[Collected data]
______________________________

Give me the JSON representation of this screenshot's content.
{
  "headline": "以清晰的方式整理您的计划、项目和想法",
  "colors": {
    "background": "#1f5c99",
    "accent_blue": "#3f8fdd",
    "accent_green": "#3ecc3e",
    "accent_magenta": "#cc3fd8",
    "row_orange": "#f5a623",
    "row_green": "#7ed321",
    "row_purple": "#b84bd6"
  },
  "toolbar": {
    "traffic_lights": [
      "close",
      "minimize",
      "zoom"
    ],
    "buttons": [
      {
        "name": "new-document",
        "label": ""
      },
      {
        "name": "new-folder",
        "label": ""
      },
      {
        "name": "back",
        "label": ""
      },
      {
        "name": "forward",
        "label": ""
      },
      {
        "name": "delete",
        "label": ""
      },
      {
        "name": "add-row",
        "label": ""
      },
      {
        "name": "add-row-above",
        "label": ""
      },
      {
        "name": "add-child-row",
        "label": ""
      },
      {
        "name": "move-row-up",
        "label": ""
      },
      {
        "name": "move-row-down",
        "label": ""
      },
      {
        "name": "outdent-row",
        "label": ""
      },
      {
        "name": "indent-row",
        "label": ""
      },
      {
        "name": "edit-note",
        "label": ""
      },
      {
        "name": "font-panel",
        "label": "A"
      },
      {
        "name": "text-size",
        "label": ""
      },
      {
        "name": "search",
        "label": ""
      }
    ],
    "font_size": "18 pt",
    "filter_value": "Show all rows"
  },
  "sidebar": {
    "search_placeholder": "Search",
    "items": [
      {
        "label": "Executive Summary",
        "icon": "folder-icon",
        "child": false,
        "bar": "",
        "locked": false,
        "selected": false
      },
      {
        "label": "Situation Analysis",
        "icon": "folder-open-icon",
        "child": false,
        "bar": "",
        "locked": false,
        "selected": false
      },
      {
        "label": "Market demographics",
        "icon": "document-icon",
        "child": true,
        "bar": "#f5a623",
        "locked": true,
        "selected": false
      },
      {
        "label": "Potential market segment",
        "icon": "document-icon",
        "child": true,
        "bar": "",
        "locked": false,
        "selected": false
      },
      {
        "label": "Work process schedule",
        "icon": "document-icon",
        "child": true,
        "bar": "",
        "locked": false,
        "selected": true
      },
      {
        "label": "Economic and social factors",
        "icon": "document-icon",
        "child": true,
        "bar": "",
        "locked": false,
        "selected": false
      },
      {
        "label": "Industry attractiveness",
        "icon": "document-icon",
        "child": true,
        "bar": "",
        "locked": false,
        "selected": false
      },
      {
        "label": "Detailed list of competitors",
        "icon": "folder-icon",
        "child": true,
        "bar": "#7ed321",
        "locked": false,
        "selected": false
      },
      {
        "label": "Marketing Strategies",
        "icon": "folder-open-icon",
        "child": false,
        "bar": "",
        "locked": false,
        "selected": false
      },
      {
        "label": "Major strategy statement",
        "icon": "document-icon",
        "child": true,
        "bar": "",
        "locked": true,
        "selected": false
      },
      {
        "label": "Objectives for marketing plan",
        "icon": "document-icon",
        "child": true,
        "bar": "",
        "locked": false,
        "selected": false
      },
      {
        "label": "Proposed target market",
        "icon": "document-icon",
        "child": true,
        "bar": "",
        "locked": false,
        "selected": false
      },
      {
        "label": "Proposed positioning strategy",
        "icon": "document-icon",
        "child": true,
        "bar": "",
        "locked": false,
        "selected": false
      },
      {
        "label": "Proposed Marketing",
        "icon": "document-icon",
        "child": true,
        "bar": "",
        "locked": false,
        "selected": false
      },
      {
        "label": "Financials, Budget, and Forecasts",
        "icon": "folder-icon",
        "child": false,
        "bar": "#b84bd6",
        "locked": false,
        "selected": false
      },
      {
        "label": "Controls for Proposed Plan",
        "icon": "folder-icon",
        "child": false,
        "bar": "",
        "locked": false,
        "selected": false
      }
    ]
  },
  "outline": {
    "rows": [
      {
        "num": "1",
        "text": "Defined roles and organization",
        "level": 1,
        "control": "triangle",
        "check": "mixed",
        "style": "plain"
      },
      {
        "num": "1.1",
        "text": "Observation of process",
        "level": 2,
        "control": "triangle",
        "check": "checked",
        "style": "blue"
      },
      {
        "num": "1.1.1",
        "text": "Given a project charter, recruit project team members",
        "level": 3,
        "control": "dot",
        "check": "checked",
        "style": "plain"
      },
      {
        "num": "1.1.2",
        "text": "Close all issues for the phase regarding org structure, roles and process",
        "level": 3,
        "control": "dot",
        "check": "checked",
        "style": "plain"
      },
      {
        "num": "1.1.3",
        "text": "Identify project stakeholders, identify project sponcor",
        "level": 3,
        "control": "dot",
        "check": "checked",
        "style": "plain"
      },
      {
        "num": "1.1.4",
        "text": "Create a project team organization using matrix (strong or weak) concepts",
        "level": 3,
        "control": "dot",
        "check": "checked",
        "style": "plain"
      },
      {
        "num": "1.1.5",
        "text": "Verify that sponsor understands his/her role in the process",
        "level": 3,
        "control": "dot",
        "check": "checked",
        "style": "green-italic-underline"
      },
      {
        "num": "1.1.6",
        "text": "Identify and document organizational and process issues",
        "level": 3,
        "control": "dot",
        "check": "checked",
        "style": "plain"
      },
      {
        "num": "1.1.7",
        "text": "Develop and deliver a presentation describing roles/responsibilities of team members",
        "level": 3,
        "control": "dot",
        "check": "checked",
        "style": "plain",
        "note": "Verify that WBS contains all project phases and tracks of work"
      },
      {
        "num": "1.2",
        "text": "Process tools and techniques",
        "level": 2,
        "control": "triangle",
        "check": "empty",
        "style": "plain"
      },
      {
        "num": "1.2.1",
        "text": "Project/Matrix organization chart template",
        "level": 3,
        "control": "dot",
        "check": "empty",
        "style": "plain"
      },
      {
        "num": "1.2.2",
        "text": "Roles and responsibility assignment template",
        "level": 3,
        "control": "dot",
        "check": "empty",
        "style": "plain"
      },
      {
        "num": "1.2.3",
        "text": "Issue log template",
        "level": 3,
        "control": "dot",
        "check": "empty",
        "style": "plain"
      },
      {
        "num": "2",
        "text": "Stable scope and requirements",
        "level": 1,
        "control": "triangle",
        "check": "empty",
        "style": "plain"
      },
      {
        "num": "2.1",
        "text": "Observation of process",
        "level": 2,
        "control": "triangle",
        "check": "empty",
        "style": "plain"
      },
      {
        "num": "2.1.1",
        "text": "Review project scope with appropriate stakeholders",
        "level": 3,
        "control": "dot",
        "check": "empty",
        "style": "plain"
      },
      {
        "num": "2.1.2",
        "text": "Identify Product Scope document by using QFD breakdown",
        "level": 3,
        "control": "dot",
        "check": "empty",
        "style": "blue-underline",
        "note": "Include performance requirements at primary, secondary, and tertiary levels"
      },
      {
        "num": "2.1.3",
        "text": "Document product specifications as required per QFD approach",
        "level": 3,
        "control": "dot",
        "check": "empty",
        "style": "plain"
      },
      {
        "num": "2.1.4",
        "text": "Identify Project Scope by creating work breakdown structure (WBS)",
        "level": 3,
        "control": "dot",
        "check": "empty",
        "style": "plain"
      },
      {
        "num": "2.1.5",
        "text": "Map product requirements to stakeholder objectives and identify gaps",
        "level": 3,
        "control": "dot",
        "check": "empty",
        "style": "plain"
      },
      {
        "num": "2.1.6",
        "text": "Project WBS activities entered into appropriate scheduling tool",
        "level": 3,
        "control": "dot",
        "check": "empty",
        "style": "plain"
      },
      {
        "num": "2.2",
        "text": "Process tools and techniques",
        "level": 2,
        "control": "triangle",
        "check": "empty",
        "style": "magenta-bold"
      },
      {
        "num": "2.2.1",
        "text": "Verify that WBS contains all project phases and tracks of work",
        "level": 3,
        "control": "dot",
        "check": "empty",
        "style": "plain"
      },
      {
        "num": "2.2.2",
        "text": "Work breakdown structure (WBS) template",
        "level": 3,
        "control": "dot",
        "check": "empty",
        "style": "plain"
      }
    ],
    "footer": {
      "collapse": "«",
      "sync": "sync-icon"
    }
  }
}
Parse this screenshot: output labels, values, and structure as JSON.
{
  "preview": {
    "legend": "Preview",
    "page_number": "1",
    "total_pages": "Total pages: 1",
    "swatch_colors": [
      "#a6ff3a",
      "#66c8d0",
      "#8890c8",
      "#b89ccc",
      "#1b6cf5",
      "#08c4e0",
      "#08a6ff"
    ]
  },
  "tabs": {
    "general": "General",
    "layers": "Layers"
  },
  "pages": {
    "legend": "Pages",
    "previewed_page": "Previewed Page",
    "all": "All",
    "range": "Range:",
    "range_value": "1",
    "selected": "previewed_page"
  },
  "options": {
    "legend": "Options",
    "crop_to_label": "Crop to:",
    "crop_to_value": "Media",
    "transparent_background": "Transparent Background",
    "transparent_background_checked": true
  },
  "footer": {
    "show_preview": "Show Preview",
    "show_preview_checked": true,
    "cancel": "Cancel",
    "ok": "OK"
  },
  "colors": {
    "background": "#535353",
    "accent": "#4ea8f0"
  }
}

______________________________

* _Instruction_
From the records above, report the count of lines containing "Proposed" and nothing more.

* _Answer to the task_
4